CONSIGNES À SUIVRE:
1. Répondez aux questions suivantes d'après l'extrait fourni :
(a) Quel article du code de justice administrative dispose que les jugements sont motivés ?
(b) Quels points du jugement contesté exposent les motifs ayant conduit à écarter toute illégalité fautive commise par le CASVP ?
(c) Sur quoi portait l'appréciation des premiers juges que le moyen tiré d'une contradiction de motifs tend en réalité à remettre en cause ?
2. Veuillez citer mot pour mot le passage de l'extrait fourni qui commence à « 3. En second » et se termine à « des périodes d'astreinte. ».

EXTRAIT FOURNI:

________________

Sur la régularité du jugement attaqué :

2. En premier lieu, aux termes de l'article L. 9 du code de justice administrative : " Les jugements sont motivés ". Il résulte des points 6 et 7 du jugement contesté que les premiers juges ont énoncé précisément les éléments de fait et les motifs qui les ont conduits à écarter toute illégalité fautive commise par le CASVP, le bien-fondé du raisonnement suivi par le tribunal administratif étant sans incidence sur la régularité du jugement. Par ailleurs, dès lors que le tribunal écartait la responsabilité de l'administration et rejetait par suite les conclusions indemnitaires qui lui étaient présentées, il n'avait pas à se prononcer sur le préjudice moral dont l'intéressé entendait obtenir réparation et constitué par la privation de liberté, l'atteinte portée à sa vie privée et familiale, ou les obligations de l'employeur en matière de santé et de sécurité. Par suite, les moyens tirés de l'insuffisance de motivation du jugement attaqué et de ce que les premiers juges auraient omis de répondre à ce préjudice doivent être écartés.

3. En second lieu, hormis dans le cas où le juge de première instance a méconnu les règles de compétence, de forme ou de procédure qui s'imposaient à lui et a ainsi entaché son jugement d'une irrégularité, il appartient au juge d'appel non d'apprécier le bien-fondé des motifs par lesquels le juge de première instance s'est prononcé sur les moyens qui lui étaient soumis mais de se prononcer directement sur les moyens dirigés contre la décision administrative attaquée dont il est saisi dans le cadre de l'effet dévolutif de l'appel. M. A... ne peut donc utilement soutenir que le tribunal a entaché son jugement d'une contradiction de motifs pour demander l'annulation du jugement attaqué, un tel moyen tendant en réalité à remettre en cause l'appréciation portée par les premiers juges sur les modalités d'exercice des périodes d'astreinte.

________________

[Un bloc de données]
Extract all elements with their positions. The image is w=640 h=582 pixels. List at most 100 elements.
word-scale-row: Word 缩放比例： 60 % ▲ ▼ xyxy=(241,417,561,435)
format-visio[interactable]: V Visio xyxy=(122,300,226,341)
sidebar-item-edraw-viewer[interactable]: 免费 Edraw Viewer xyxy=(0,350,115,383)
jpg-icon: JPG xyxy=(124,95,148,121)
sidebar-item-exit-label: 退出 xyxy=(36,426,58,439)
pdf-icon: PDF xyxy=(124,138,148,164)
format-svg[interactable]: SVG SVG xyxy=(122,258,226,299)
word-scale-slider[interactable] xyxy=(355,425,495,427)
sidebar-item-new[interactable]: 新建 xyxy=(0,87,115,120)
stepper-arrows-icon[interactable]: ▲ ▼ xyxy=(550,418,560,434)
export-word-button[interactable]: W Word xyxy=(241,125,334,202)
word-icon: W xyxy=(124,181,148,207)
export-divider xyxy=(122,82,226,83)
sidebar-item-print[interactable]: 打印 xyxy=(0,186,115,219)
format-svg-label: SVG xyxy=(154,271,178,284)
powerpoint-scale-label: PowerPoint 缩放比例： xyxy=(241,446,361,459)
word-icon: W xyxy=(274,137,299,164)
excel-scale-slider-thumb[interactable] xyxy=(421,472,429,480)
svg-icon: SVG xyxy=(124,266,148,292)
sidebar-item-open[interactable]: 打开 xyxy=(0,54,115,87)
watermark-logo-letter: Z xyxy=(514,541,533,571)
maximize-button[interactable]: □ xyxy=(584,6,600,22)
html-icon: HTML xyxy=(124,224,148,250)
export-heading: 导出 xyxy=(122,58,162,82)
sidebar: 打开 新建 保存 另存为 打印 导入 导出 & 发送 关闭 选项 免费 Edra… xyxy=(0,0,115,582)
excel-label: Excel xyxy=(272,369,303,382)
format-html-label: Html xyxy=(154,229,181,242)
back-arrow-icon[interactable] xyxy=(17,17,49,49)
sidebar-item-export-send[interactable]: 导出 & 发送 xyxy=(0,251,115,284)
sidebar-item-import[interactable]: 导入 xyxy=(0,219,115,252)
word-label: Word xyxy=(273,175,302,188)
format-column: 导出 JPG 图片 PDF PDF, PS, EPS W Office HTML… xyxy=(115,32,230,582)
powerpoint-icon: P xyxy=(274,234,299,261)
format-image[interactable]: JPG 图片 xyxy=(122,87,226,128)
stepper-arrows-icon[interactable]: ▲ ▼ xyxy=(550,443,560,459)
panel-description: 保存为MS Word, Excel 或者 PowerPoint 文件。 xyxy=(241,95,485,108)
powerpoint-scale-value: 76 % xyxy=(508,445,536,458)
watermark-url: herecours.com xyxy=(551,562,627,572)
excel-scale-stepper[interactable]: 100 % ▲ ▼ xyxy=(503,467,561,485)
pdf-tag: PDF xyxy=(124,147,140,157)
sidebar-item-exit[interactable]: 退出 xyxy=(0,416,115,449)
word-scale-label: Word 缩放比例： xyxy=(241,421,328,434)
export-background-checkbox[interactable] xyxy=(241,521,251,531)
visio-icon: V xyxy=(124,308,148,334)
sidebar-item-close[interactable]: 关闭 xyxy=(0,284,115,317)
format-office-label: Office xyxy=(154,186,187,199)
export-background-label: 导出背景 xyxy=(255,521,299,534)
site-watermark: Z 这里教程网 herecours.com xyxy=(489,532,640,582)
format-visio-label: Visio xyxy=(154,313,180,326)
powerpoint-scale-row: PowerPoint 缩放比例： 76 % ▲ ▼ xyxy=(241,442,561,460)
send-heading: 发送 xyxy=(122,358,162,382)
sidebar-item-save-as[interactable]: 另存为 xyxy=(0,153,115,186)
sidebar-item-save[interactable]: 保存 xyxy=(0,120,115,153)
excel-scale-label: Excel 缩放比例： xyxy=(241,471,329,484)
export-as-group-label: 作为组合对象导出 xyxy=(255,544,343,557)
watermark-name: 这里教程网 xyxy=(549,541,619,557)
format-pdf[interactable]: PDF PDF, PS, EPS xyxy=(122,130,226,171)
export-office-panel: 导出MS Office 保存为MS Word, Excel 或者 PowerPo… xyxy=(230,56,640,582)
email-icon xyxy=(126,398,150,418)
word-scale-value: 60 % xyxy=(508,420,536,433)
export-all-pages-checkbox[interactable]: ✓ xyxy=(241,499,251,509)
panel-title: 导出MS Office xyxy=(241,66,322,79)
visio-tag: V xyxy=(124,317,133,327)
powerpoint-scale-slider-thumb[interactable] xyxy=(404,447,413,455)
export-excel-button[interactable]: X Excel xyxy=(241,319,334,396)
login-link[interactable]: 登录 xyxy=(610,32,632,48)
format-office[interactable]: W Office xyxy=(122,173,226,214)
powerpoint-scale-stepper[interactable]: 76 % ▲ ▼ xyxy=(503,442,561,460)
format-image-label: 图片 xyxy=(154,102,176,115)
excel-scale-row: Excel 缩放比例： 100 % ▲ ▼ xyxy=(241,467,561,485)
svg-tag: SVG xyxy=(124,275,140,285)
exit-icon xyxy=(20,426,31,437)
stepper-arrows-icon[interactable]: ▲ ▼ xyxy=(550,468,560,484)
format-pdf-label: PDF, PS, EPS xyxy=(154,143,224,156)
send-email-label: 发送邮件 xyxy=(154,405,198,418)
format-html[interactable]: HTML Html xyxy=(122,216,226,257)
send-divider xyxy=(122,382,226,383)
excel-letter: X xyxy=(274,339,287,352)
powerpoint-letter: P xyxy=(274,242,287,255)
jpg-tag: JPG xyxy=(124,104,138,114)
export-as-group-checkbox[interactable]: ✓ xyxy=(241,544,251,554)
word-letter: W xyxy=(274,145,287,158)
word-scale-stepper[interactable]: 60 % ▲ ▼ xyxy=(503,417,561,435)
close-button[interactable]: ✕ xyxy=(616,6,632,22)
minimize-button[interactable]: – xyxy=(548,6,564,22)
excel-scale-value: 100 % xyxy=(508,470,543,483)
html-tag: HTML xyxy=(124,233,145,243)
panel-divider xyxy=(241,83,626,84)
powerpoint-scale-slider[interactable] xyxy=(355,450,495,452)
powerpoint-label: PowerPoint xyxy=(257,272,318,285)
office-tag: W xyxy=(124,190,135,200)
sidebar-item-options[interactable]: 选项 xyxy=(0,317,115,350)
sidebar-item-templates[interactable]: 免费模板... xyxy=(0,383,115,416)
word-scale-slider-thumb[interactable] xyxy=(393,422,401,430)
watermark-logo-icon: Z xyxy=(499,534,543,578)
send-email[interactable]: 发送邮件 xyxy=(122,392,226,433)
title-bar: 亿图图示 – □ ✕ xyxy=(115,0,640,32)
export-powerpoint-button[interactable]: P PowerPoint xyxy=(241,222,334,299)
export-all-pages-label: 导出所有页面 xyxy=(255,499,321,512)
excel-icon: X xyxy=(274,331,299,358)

________________

RÉSULTATS DE L'EXERCICE:
1.
(a) L'article L. 9 du code de justice administrative.
(b) Les points 6 et 7.
(c) Sur les modalités d'exercice des périodes d'astreinte.

2.
3. En second lieu, hormis dans le cas où le juge de première instance a méconnu les règles de compétence, de forme ou de procédure qui s'imposaient à lui et a ainsi entaché son jugement d'une irrégularité, il appartient au juge d'appel non d'apprécier le bien-fondé des motifs par lesquels le juge de première instance s'est prononcé sur les moyens qui lui étaient soumis mais de se prononcer directement sur les moyens dirigés contre la décision administrative attaquée dont il est saisi dans le cadre de l'effet dévolutif de l'appel. M. A... ne peut donc utilement soutenir que le tribunal a entaché son jugement d'une contradiction de motifs pour demander l'annulation du jugement attaqué, un tel moyen tendant en réalité à remettre en cause l'appréciation portée par les premiers juges sur les modalités d'exercice des périodes d'astreinte.